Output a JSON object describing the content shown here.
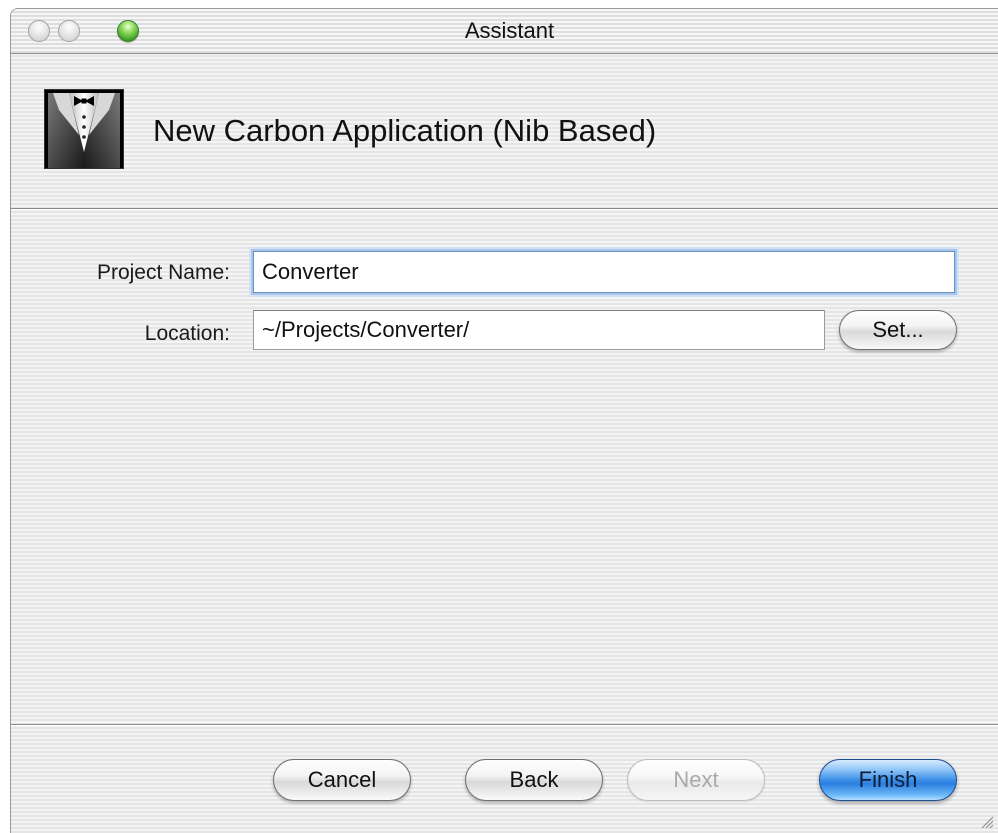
{
  "window": {
    "title": "Assistant"
  },
  "header": {
    "heading": "New Carbon Application (Nib Based)",
    "icon": "tuxedo-icon"
  },
  "form": {
    "project_name_label": "Project Name:",
    "project_name_value": "Converter",
    "location_label": "Location:",
    "location_value": "~/Projects/Converter/",
    "set_button_label": "Set..."
  },
  "footer": {
    "cancel_label": "Cancel",
    "back_label": "Back",
    "next_label": "Next",
    "finish_label": "Finish"
  },
  "colors": {
    "focus_ring": "#a9c6ea",
    "default_button": "#3b8ee6",
    "close_minimize_buttons": "#d0d0d0",
    "zoom_button": "#3aa12a"
  }
}
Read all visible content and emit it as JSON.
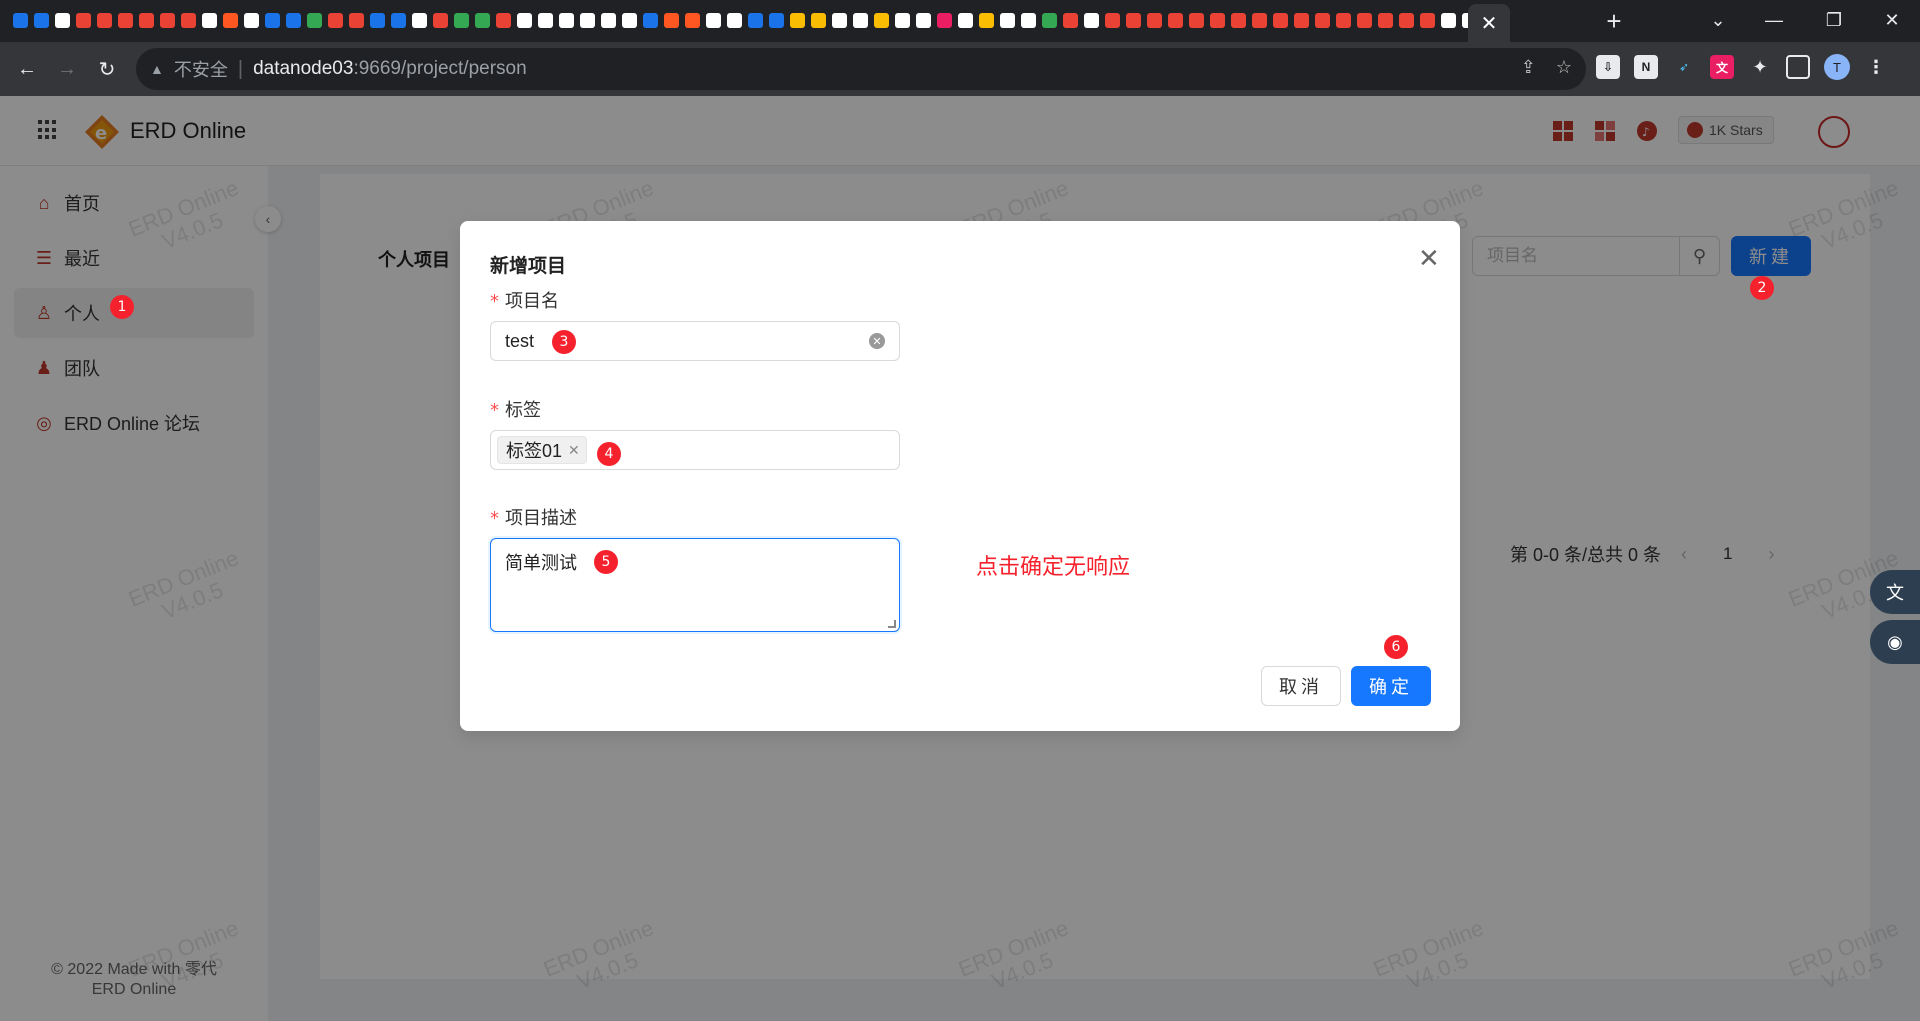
{
  "browser": {
    "favicon_colors": [
      "#1a73e8",
      "#1a73e8",
      "#ffffff",
      "#ea4335",
      "#ea4335",
      "#ea4335",
      "#ea4335",
      "#ea4335",
      "#ea4335",
      "#ffffff",
      "#ff5722",
      "#ffffff",
      "#1a73e8",
      "#1a73e8",
      "#34a853",
      "#ea4335",
      "#ea4335",
      "#1a73e8",
      "#1a73e8",
      "#ffffff",
      "#ea4335",
      "#34a853",
      "#34a853",
      "#ea4335",
      "#ffffff",
      "#ffffff",
      "#ffffff",
      "#ffffff",
      "#ffffff",
      "#ffffff",
      "#1a73e8",
      "#ff5722",
      "#ff5722",
      "#ffffff",
      "#ffffff",
      "#1a73e8",
      "#1a73e8",
      "#fbbc04",
      "#fbbc04",
      "#ffffff",
      "#ffffff",
      "#fbbc04",
      "#ffffff",
      "#ffffff",
      "#e91e63",
      "#ffffff",
      "#fbbc04",
      "#ffffff",
      "#ffffff",
      "#34a853",
      "#ea4335",
      "#ffffff",
      "#ea4335",
      "#ea4335",
      "#ea4335",
      "#ea4335",
      "#ea4335",
      "#ea4335",
      "#ea4335",
      "#ea4335",
      "#ea4335",
      "#ea4335",
      "#ea4335",
      "#ea4335",
      "#ea4335",
      "#ea4335",
      "#ea4335",
      "#ea4335",
      "#ffffff",
      "#ffffff",
      "#34a853",
      "#ffffff",
      "#ffffff"
    ],
    "active_tab_close": "✕",
    "new_tab": "+",
    "window_controls": [
      "⌄",
      "—",
      "❐",
      "✕"
    ],
    "insecure_label": "不安全",
    "url_host": "datanode03",
    "url_rest": ":9669/project/person",
    "profile_initial": "T"
  },
  "app": {
    "title": "ERD Online",
    "stars_label": "1K Stars"
  },
  "sidebar": {
    "items": [
      {
        "label": "首页",
        "icon": "home-icon"
      },
      {
        "label": "最近",
        "icon": "recent-icon"
      },
      {
        "label": "个人",
        "icon": "user-icon"
      },
      {
        "label": "团队",
        "icon": "team-icon"
      },
      {
        "label": "ERD Online 论坛",
        "icon": "globe-icon"
      }
    ],
    "footer_line1": "© 2022 Made with 零代",
    "footer_line2": "ERD Online"
  },
  "content": {
    "card_title": "个人项目",
    "search_placeholder": "项目名",
    "new_button": "新建",
    "pager_summary": "第 0-0 条/总共 0 条",
    "pager_page": "1"
  },
  "watermark": {
    "line1": "ERD Online",
    "line2": "V4.0.5"
  },
  "modal": {
    "title": "新增项目",
    "fields": {
      "name_label": "项目名",
      "name_value": "test",
      "tags_label": "标签",
      "tag_value": "标签01",
      "desc_label": "项目描述",
      "desc_value": "简单测试"
    },
    "note": "点击确定无响应",
    "cancel_label": "取消",
    "ok_label": "确定"
  },
  "annotations": [
    "1",
    "2",
    "3",
    "4",
    "5",
    "6"
  ]
}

* * *

• Instructions for the task: Images must not appear in the copy; reproduce everything else in the records verbatim.

• Solution:
Output a JSON object describing the content shown here.
{
  "window": {
    "title": "Assistant"
  },
  "header": {
    "heading": "New Carbon Application (Nib Based)",
    "icon": "tuxedo-icon"
  },
  "form": {
    "project_name_label": "Project Name:",
    "project_name_value": "Converter",
    "location_label": "Location:",
    "location_value": "~/Projects/Converter/",
    "set_button_label": "Set..."
  },
  "footer": {
    "cancel_label": "Cancel",
    "back_label": "Back",
    "next_label": "Next",
    "finish_label": "Finish"
  },
  "colors": {
    "focus_ring": "#a9c6ea",
    "default_button": "#3b8ee6",
    "close_minimize_buttons": "#d0d0d0",
    "zoom_button": "#3aa12a"
  }
}
Read all visible content and emit it as JSON.
{
  "browser": {
    "favicon_colors": [
      "#1a73e8",
      "#1a73e8",
      "#ffffff",
      "#ea4335",
      "#ea4335",
      "#ea4335",
      "#ea4335",
      "#ea4335",
      "#ea4335",
      "#ffffff",
      "#ff5722",
      "#ffffff",
      "#1a73e8",
      "#1a73e8",
      "#34a853",
      "#ea4335",
      "#ea4335",
      "#1a73e8",
      "#1a73e8",
      "#ffffff",
      "#ea4335",
      "#34a853",
      "#34a853",
      "#ea4335",
      "#ffffff",
      "#ffffff",
      "#ffffff",
      "#ffffff",
      "#ffffff",
      "#ffffff",
      "#1a73e8",
      "#ff5722",
      "#ff5722",
      "#ffffff",
      "#ffffff",
      "#1a73e8",
      "#1a73e8",
      "#fbbc04",
      "#fbbc04",
      "#ffffff",
      "#ffffff",
      "#fbbc04",
      "#ffffff",
      "#ffffff",
      "#e91e63",
      "#ffffff",
      "#fbbc04",
      "#ffffff",
      "#ffffff",
      "#34a853",
      "#ea4335",
      "#ffffff",
      "#ea4335",
      "#ea4335",
      "#ea4335",
      "#ea4335",
      "#ea4335",
      "#ea4335",
      "#ea4335",
      "#ea4335",
      "#ea4335",
      "#ea4335",
      "#ea4335",
      "#ea4335",
      "#ea4335",
      "#ea4335",
      "#ea4335",
      "#ea4335",
      "#ffffff",
      "#ffffff",
      "#34a853",
      "#ffffff",
      "#ffffff"
    ],
    "active_tab_close": "✕",
    "new_tab": "+",
    "window_controls": [
      "⌄",
      "—",
      "❐",
      "✕"
    ],
    "insecure_label": "不安全",
    "url_host": "datanode03",
    "url_rest": ":9669/project/person",
    "profile_initial": "T"
  },
  "app": {
    "title": "ERD Online",
    "stars_label": "1K Stars"
  },
  "sidebar": {
    "items": [
      {
        "label": "首页",
        "icon": "home-icon"
      },
      {
        "label": "最近",
        "icon": "recent-icon"
      },
      {
        "label": "个人",
        "icon": "user-icon"
      },
      {
        "label": "团队",
        "icon": "team-icon"
      },
      {
        "label": "ERD Online 论坛",
        "icon": "globe-icon"
      }
    ],
    "footer_line1": "© 2022 Made with 零代",
    "footer_line2": "ERD Online"
  },
  "content": {
    "card_title": "个人项目",
    "search_placeholder": "项目名",
    "new_button": "新建",
    "pager_summary": "第 0-0 条/总共 0 条",
    "pager_page": "1"
  },
  "watermark": {
    "line1": "ERD Online",
    "line2": "V4.0.5"
  },
  "modal": {
    "title": "新增项目",
    "fields": {
      "name_label": "项目名",
      "name_value": "test",
      "tags_label": "标签",
      "tag_value": "标签01",
      "desc_label": "项目描述",
      "desc_value": "简单测试"
    },
    "note": "点击确定无响应",
    "cancel_label": "取消",
    "ok_label": "确定"
  },
  "annotations": [
    "1",
    "2",
    "3",
    "4",
    "5",
    "6"
  ]
}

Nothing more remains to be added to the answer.